STATED GOAL - Select the lines that contain "innych" and copy each of them.

──────── DATA PROVIDED ────────

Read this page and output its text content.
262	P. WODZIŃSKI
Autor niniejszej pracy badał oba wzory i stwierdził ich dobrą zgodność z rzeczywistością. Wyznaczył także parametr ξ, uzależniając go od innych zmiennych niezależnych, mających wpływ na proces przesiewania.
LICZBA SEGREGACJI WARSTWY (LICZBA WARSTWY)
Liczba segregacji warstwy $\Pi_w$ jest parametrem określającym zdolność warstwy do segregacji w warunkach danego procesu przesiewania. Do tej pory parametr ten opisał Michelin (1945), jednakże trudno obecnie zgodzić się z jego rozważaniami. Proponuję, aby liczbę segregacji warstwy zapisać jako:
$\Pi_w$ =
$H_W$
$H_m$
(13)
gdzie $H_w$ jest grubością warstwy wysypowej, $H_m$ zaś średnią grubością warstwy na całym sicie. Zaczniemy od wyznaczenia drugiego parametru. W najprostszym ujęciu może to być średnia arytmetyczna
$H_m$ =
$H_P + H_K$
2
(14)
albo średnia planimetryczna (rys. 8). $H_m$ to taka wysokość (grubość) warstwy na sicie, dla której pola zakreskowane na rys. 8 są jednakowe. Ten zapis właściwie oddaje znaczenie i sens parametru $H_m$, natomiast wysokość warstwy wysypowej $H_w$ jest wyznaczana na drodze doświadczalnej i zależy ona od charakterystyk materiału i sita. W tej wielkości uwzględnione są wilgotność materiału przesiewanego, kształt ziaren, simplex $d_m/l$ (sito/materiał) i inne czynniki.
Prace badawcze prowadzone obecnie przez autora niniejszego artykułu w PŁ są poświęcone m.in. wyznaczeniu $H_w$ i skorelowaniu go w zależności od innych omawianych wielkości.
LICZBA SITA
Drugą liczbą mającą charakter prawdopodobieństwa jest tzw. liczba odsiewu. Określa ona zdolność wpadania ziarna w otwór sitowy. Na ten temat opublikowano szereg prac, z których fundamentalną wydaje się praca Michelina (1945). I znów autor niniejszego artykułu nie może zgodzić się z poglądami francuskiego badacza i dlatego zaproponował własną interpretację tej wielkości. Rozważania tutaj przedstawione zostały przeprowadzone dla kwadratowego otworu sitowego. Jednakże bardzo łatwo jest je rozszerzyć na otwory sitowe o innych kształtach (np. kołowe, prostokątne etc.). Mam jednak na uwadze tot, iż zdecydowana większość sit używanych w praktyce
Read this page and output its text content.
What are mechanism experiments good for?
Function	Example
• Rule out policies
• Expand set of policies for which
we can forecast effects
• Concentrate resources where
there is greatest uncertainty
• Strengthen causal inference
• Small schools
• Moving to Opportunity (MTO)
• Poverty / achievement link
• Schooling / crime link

────────

COMPLETE OUTPUT -
Autor niniejszej pracy badał oba wzory i stwierdził ich dobrą zgodność z rzeczywistością. Wyznaczył także parametr ξ, uzależniając go od innych zmiennych niezależnych, mających wpływ na proces przesiewania.
Prace badawcze prowadzone obecnie przez autora niniejszego artykułu w PŁ są poświęcone m.in. wyznaczeniu $H_w$ i skorelowaniu go w zależności od innych omawianych wielkości.
Drugą liczbą mającą charakter prawdopodobieństwa jest tzw. liczba odsiewu. Określa ona zdolność wpadania ziarna w otwór sitowy. Na ten temat opublikowano szereg prac, z których fundamentalną wydaje się praca Michelina (1945). I znów autor niniejszego artykułu nie może zgodzić się z poglądami francuskiego badacza i dlatego zaproponował własną interpretację tej wielkości. Rozważania tutaj przedstawione zostały przeprowadzone dla kwadratowego otworu sitowego. Jednakże bardzo łatwo jest je rozszerzyć na otwory sitowe o innych kształtach (np. kołowe, prostokątne etc.). Mam jednak na uwadze tot, iż zdecydowana większość sit używanych w praktyce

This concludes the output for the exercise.